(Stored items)
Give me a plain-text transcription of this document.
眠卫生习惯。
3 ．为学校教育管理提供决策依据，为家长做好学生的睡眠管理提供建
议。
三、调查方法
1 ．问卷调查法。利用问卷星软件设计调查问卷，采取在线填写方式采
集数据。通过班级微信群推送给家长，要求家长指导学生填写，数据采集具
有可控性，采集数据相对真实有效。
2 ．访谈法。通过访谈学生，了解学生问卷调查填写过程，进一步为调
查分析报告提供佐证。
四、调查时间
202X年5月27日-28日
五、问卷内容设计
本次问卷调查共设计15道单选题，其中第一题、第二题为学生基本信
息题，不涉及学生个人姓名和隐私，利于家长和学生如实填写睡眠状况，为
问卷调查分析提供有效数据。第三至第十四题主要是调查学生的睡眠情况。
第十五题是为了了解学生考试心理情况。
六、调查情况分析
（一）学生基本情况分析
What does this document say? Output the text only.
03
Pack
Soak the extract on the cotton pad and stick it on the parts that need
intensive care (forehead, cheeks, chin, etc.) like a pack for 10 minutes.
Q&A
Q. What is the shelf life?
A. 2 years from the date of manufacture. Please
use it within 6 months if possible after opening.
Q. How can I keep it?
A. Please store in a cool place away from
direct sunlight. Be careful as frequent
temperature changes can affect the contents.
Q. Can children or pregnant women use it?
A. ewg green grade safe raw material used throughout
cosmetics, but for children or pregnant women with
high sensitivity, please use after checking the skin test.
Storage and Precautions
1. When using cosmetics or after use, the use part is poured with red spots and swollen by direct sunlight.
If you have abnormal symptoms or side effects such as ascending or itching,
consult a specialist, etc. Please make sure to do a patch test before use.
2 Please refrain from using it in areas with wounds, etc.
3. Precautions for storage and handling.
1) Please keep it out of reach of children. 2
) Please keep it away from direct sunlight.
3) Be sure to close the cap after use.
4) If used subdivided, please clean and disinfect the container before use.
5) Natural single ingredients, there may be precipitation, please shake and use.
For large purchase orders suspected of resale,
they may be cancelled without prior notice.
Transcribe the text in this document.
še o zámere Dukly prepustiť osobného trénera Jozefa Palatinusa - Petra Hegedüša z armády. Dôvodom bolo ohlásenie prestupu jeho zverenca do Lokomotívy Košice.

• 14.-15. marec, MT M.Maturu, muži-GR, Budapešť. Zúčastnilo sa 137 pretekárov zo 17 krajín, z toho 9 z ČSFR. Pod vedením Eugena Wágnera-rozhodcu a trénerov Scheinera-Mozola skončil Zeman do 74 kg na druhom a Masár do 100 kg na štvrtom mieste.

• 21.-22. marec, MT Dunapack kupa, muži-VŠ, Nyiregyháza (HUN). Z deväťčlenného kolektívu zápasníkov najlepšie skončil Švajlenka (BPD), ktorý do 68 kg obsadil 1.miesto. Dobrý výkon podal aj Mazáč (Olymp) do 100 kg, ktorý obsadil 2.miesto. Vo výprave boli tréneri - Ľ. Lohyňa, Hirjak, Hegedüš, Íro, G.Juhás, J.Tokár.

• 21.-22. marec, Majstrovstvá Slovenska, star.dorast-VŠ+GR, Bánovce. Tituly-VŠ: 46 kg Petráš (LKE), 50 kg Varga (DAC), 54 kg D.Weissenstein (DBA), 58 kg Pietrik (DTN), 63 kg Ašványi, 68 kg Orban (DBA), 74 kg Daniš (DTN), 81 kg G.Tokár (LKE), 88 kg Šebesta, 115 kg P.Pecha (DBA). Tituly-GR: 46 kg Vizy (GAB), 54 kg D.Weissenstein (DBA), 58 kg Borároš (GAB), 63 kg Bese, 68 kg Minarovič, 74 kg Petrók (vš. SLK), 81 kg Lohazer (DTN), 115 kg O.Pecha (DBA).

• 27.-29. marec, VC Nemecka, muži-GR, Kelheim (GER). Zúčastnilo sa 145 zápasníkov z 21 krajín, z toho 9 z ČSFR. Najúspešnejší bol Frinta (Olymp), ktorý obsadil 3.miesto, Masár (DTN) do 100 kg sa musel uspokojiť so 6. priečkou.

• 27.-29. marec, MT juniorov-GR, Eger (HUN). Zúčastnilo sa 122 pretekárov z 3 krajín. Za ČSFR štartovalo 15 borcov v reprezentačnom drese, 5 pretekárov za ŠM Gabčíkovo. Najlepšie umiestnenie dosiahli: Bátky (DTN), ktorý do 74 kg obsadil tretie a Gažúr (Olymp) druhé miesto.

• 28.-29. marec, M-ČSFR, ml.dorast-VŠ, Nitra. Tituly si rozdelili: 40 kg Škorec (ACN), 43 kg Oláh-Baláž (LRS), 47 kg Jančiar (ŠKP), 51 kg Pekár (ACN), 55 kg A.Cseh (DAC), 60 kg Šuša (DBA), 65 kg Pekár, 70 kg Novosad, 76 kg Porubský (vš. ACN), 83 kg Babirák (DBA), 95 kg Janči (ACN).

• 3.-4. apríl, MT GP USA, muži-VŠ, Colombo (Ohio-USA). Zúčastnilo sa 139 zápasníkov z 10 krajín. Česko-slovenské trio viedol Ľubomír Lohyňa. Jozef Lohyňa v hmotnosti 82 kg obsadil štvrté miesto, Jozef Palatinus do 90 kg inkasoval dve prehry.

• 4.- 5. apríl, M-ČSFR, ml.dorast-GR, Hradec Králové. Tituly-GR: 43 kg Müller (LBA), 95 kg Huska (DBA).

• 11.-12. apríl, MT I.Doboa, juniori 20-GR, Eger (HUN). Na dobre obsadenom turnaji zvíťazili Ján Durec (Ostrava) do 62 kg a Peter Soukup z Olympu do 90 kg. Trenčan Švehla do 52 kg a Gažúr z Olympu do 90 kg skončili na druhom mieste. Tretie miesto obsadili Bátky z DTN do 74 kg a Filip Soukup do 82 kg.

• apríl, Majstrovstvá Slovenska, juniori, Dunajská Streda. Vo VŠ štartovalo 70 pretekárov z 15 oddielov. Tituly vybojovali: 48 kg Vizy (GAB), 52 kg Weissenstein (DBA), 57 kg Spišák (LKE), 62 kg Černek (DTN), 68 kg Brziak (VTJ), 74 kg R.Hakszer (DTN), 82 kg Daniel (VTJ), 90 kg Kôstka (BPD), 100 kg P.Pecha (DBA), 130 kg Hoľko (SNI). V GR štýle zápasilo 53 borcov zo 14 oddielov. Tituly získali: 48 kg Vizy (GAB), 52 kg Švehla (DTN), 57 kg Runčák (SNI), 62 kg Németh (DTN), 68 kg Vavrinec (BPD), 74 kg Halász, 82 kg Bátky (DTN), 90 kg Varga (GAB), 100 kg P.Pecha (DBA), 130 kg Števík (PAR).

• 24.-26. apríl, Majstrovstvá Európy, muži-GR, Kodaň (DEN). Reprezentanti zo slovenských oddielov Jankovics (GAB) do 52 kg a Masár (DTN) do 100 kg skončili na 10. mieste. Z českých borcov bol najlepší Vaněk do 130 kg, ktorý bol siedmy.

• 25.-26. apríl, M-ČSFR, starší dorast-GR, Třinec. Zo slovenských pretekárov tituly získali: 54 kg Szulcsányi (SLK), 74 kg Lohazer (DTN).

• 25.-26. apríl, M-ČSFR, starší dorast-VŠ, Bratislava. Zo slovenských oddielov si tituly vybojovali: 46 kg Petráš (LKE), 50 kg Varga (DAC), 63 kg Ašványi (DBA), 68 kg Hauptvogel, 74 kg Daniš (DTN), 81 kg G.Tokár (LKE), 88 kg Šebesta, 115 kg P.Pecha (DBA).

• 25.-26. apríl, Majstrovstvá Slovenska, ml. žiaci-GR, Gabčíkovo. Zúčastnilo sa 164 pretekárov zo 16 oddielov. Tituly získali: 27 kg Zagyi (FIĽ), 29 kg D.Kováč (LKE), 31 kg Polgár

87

Instructions for the task:
Quote every entry exactly.

Task answer:
Give me a plain-text transcription of this document.
眠卫生习惯。
3 ．为学校教育管理提供决策依据，为家长做好学生的睡眠管理提供建
议。
三、调查方法
1 ．问卷调查法。利用问卷星软件设计调查问卷，采取在线填写方式采
集数据。通过班级微信群推送给家长，要求家长指导学生填写，数据采集具
有可控性，采集数据相对真实有效。
2 ．访谈法。通过访谈学生，了解学生问卷调查填写过程，进一步为调
查分析报告提供佐证。
四、调查时间
202X年5月27日-28日
五、问卷内容设计
本次问卷调查共设计15道单选题，其中第一题、第二题为学生基本信
息题，不涉及学生个人姓名和隐私，利于家长和学生如实填写睡眠状况，为
问卷调查分析提供有效数据。第三至第十四题主要是调查学生的睡眠情况。
第十五题是为了了解学生考试心理情况。
六、调查情况分析
（一）学生基本情况分析
What does this document say? Output the text only.
03
Pack
Soak the extract on the cotton pad and stick it on the parts that need
intensive care (forehead, cheeks, chin, etc.) like a pack for 10 minutes.
Q&A
Q. What is the shelf life?
A. 2 years from the date of manufacture. Please
use it within 6 months if possible after opening.
Q. How can I keep it?
A. Please store in a cool place away from
direct sunlight. Be careful as frequent
temperature changes can affect the contents.
Q. Can children or pregnant women use it?
A. ewg green grade safe raw material used throughout
cosmetics, but for children or pregnant women with
high sensitivity, please use after checking the skin test.
Storage and Precautions
1. When using cosmetics or after use, the use part is poured with red spots and swollen by direct sunlight.
If you have abnormal symptoms or side effects such as ascending or itching,
consult a specialist, etc. Please make sure to do a patch test before use.
2 Please refrain from using it in areas with wounds, etc.
3. Precautions for storage and handling.
1) Please keep it out of reach of children. 2
) Please keep it away from direct sunlight.
3) Be sure to close the cap after use.
4) If used subdivided, please clean and disinfect the container before use.
5) Natural single ingredients, there may be precipitation, please shake and use.
For large purchase orders suspected of resale,
they may be cancelled without prior notice.
Transcribe the text in this document.
še o zámere Dukly prepustiť osobného trénera Jozefa Palatinusa - Petra Hegedüša z armády. Dôvodom bolo ohlásenie prestupu jeho zverenca do Lokomotívy Košice.

• 14.-15. marec, MT M.Maturu, muži-GR, Budapešť. Zúčastnilo sa 137 pretekárov zo 17 krajín, z toho 9 z ČSFR. Pod vedením Eugena Wágnera-rozhodcu a trénerov Scheinera-Mozola skončil Zeman do 74 kg na druhom a Masár do 100 kg na štvrtom mieste.

• 21.-22. marec, MT Dunapack kupa, muži-VŠ, Nyiregyháza (HUN). Z deväťčlenného kolektívu zápasníkov najlepšie skončil Švajlenka (BPD), ktorý do 68 kg obsadil 1.miesto. Dobrý výkon podal aj Mazáč (Olymp) do 100 kg, ktorý obsadil 2.miesto. Vo výprave boli tréneri - Ľ. Lohyňa, Hirjak, Hegedüš, Íro, G.Juhás, J.Tokár.

• 21.-22. marec, Majstrovstvá Slovenska, star.dorast-VŠ+GR, Bánovce. Tituly-VŠ: 46 kg Petráš (LKE), 50 kg Varga (DAC), 54 kg D.Weissenstein (DBA), 58 kg Pietrik (DTN), 63 kg Ašványi, 68 kg Orban (DBA), 74 kg Daniš (DTN), 81 kg G.Tokár (LKE), 88 kg Šebesta, 115 kg P.Pecha (DBA). Tituly-GR: 46 kg Vizy (GAB), 54 kg D.Weissenstein (DBA), 58 kg Borároš (GAB), 63 kg Bese, 68 kg Minarovič, 74 kg Petrók (vš. SLK), 81 kg Lohazer (DTN), 115 kg O.Pecha (DBA).

• 27.-29. marec, VC Nemecka, muži-GR, Kelheim (GER). Zúčastnilo sa 145 zápasníkov z 21 krajín, z toho 9 z ČSFR. Najúspešnejší bol Frinta (Olymp), ktorý obsadil 3.miesto, Masár (DTN) do 100 kg sa musel uspokojiť so 6. priečkou.

• 27.-29. marec, MT juniorov-GR, Eger (HUN). Zúčastnilo sa 122 pretekárov z 3 krajín. Za ČSFR štartovalo 15 borcov v reprezentačnom drese, 5 pretekárov za ŠM Gabčíkovo. Najlepšie umiestnenie dosiahli: Bátky (DTN), ktorý do 74 kg obsadil tretie a Gažúr (Olymp) druhé miesto.

• 28.-29. marec, M-ČSFR, ml.dorast-VŠ, Nitra. Tituly si rozdelili: 40 kg Škorec (ACN), 43 kg Oláh-Baláž (LRS), 47 kg Jančiar (ŠKP), 51 kg Pekár (ACN), 55 kg A.Cseh (DAC), 60 kg Šuša (DBA), 65 kg Pekár, 70 kg Novosad, 76 kg Porubský (vš. ACN), 83 kg Babirák (DBA), 95 kg Janči (ACN).

• 3.-4. apríl, MT GP USA, muži-VŠ, Colombo (Ohio-USA). Zúčastnilo sa 139 zápasníkov z 10 krajín. Česko-slovenské trio viedol Ľubomír Lohyňa. Jozef Lohyňa v hmotnosti 82 kg obsadil štvrté miesto, Jozef Palatinus do 90 kg inkasoval dve prehry.

• 4.- 5. apríl, M-ČSFR, ml.dorast-GR, Hradec Králové. Tituly-GR: 43 kg Müller (LBA), 95 kg Huska (DBA).

• 11.-12. apríl, MT I.Doboa, juniori 20-GR, Eger (HUN). Na dobre obsadenom turnaji zvíťazili Ján Durec (Ostrava) do 62 kg a Peter Soukup z Olympu do 90 kg. Trenčan Švehla do 52 kg a Gažúr z Olympu do 90 kg skončili na druhom mieste. Tretie miesto obsadili Bátky z DTN do 74 kg a Filip Soukup do 82 kg.

• apríl, Majstrovstvá Slovenska, juniori, Dunajská Streda. Vo VŠ štartovalo 70 pretekárov z 15 oddielov. Tituly vybojovali: 48 kg Vizy (GAB), 52 kg Weissenstein (DBA), 57 kg Spišák (LKE), 62 kg Černek (DTN), 68 kg Brziak (VTJ), 74 kg R.Hakszer (DTN), 82 kg Daniel (VTJ), 90 kg Kôstka (BPD), 100 kg P.Pecha (DBA), 130 kg Hoľko (SNI). V GR štýle zápasilo 53 borcov zo 14 oddielov. Tituly získali: 48 kg Vizy (GAB), 52 kg Švehla (DTN), 57 kg Runčák (SNI), 62 kg Németh (DTN), 68 kg Vavrinec (BPD), 74 kg Halász, 82 kg Bátky (DTN), 90 kg Varga (GAB), 100 kg P.Pecha (DBA), 130 kg Števík (PAR).

• 24.-26. apríl, Majstrovstvá Európy, muži-GR, Kodaň (DEN). Reprezentanti zo slovenských oddielov Jankovics (GAB) do 52 kg a Masár (DTN) do 100 kg skončili na 10. mieste. Z českých borcov bol najlepší Vaněk do 130 kg, ktorý bol siedmy.

• 25.-26. apríl, M-ČSFR, starší dorast-GR, Třinec. Zo slovenských pretekárov tituly získali: 54 kg Szulcsányi (SLK), 74 kg Lohazer (DTN).

• 25.-26. apríl, M-ČSFR, starší dorast-VŠ, Bratislava. Zo slovenských oddielov si tituly vybojovali: 46 kg Petráš (LKE), 50 kg Varga (DAC), 63 kg Ašványi (DBA), 68 kg Hauptvogel, 74 kg Daniš (DTN), 81 kg G.Tokár (LKE), 88 kg Šebesta, 115 kg P.Pecha (DBA).

• 25.-26. apríl, Majstrovstvá Slovenska, ml. žiaci-GR, Gabčíkovo. Zúčastnilo sa 164 pretekárov zo 16 oddielov. Tituly získali: 27 kg Zagyi (FIĽ), 29 kg D.Kováč (LKE), 31 kg Polgár

87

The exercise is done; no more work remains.